* What needs to be done *
Using the listing below, copy every line that mentions "visible".

+ + + + + + +

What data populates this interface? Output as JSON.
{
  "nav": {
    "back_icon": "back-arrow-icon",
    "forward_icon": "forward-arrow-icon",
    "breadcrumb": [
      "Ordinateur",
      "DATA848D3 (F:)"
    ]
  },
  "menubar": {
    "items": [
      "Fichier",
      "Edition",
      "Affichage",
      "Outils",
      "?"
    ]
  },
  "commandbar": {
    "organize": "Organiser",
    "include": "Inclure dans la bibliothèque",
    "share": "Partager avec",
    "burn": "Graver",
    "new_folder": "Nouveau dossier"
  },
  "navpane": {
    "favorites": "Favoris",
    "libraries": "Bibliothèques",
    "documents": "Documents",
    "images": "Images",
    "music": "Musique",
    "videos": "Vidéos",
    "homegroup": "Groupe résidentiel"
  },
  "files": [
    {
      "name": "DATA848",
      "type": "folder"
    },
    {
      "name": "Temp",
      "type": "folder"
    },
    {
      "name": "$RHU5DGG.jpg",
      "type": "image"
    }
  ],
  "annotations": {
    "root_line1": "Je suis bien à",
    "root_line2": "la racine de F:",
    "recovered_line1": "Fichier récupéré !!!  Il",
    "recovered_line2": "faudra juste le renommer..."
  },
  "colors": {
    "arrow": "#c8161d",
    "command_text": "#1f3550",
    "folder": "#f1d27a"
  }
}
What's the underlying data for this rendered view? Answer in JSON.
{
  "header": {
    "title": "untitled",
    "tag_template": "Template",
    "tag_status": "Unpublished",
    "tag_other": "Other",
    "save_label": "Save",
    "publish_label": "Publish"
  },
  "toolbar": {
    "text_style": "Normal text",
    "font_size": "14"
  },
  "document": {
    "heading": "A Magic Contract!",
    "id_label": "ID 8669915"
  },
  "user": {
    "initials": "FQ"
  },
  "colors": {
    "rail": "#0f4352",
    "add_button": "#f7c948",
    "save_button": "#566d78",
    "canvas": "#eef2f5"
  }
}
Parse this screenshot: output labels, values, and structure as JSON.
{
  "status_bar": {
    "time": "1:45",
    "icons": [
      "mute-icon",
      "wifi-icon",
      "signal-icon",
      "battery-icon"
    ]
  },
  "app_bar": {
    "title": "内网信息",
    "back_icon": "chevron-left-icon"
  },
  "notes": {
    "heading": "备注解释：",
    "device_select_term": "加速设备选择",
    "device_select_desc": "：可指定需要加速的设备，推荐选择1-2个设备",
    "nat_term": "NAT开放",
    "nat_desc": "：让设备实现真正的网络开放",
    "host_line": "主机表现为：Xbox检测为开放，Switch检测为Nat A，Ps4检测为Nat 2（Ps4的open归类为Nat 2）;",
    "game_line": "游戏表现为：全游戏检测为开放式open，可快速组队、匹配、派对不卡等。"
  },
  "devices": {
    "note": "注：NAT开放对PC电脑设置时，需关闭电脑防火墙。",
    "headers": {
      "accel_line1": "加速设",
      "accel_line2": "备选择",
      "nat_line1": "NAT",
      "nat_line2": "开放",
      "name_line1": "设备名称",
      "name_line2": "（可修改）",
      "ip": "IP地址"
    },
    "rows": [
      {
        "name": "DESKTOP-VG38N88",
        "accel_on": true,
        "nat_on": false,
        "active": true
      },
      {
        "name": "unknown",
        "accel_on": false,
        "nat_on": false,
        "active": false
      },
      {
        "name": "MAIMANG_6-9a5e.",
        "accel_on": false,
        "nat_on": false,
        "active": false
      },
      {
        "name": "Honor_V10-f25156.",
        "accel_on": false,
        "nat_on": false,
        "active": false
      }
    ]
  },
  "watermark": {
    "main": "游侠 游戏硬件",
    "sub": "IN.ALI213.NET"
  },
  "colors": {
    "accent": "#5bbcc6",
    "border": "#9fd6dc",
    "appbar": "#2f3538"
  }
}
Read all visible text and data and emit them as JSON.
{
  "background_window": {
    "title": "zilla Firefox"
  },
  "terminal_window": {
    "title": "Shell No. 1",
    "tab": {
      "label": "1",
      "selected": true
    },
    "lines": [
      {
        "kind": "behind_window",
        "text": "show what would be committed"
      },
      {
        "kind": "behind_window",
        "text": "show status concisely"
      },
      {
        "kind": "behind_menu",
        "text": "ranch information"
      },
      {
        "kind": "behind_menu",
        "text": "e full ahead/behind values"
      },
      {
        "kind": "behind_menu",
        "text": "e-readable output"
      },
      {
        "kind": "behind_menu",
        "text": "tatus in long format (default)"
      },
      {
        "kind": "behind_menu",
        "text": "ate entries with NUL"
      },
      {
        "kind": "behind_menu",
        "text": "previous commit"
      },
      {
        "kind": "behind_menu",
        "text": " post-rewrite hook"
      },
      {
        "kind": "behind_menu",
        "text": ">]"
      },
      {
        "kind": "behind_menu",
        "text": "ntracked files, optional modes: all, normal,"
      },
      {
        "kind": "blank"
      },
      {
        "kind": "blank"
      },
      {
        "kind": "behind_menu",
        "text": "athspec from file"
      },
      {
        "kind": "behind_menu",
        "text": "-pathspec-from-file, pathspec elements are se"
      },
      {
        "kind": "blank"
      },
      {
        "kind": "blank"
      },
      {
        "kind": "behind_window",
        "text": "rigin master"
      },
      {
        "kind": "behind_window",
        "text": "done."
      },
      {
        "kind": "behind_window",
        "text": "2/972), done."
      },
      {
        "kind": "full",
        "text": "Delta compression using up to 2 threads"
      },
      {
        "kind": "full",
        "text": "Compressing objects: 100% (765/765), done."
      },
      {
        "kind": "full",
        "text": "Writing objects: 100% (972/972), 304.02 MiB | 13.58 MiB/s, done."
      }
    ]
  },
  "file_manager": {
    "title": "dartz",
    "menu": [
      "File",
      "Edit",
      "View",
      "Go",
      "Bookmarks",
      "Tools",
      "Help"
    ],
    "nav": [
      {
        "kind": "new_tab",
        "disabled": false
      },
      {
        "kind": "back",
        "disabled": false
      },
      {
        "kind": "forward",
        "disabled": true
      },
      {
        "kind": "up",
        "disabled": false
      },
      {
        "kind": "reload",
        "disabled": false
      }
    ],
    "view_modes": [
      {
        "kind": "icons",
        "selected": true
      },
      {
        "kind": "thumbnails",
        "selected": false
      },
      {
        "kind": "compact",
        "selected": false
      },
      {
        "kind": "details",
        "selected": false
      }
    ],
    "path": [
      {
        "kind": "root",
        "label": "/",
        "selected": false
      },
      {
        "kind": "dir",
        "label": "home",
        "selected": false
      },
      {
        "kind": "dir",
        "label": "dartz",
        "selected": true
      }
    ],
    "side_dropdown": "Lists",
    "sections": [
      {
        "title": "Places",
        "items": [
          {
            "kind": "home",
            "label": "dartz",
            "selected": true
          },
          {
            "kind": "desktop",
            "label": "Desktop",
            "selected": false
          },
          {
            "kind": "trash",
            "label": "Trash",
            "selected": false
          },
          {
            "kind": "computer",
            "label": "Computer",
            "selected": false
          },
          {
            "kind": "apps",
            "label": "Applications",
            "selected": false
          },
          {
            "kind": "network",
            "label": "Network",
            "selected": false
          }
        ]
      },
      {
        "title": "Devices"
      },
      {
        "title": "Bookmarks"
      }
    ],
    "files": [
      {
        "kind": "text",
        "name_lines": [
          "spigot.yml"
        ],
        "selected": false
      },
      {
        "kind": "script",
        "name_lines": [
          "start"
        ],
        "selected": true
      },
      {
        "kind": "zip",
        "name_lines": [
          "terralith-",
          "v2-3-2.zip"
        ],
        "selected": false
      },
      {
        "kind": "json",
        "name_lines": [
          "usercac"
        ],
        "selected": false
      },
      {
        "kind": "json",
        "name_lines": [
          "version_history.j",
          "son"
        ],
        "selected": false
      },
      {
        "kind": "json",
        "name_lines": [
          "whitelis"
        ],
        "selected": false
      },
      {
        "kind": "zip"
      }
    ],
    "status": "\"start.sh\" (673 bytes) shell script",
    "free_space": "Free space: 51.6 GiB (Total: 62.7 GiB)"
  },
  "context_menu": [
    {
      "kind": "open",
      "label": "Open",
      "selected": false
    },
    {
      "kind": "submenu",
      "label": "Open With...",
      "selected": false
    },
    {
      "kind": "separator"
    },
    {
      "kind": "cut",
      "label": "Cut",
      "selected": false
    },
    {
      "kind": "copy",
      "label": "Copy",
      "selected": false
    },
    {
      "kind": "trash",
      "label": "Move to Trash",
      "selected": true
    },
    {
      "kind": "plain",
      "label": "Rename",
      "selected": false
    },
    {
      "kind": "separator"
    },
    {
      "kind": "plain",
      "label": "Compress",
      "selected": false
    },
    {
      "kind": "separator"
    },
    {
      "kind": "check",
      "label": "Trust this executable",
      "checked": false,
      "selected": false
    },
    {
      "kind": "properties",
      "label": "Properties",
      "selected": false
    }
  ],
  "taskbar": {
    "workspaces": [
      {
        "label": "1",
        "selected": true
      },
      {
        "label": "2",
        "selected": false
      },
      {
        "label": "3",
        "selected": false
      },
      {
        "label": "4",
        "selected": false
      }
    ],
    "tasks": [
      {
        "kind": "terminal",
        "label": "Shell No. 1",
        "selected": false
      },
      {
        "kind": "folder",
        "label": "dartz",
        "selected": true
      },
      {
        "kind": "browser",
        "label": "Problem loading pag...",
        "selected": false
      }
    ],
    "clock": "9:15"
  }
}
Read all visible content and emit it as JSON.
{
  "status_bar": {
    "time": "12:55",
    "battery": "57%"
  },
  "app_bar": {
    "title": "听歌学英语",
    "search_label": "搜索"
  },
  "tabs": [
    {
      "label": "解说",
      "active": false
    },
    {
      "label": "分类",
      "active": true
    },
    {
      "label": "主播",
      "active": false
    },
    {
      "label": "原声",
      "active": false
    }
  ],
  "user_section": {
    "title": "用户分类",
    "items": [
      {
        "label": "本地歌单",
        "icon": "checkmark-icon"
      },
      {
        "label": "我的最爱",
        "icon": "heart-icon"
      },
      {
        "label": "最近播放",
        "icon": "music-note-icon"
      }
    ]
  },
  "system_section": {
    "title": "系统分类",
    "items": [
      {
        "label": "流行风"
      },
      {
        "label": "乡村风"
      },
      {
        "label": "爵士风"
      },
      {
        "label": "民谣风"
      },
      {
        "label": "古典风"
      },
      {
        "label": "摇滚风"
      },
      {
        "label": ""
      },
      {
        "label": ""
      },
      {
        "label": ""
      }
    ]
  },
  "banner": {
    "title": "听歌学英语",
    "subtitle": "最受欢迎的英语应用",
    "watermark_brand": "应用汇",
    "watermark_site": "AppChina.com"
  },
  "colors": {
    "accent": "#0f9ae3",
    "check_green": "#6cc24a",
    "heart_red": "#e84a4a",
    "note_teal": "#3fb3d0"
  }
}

+ + + + + + +

* Answer to the problem *
Read all visible text and data and emit them as JSON.
Read all visible content and emit it as JSON.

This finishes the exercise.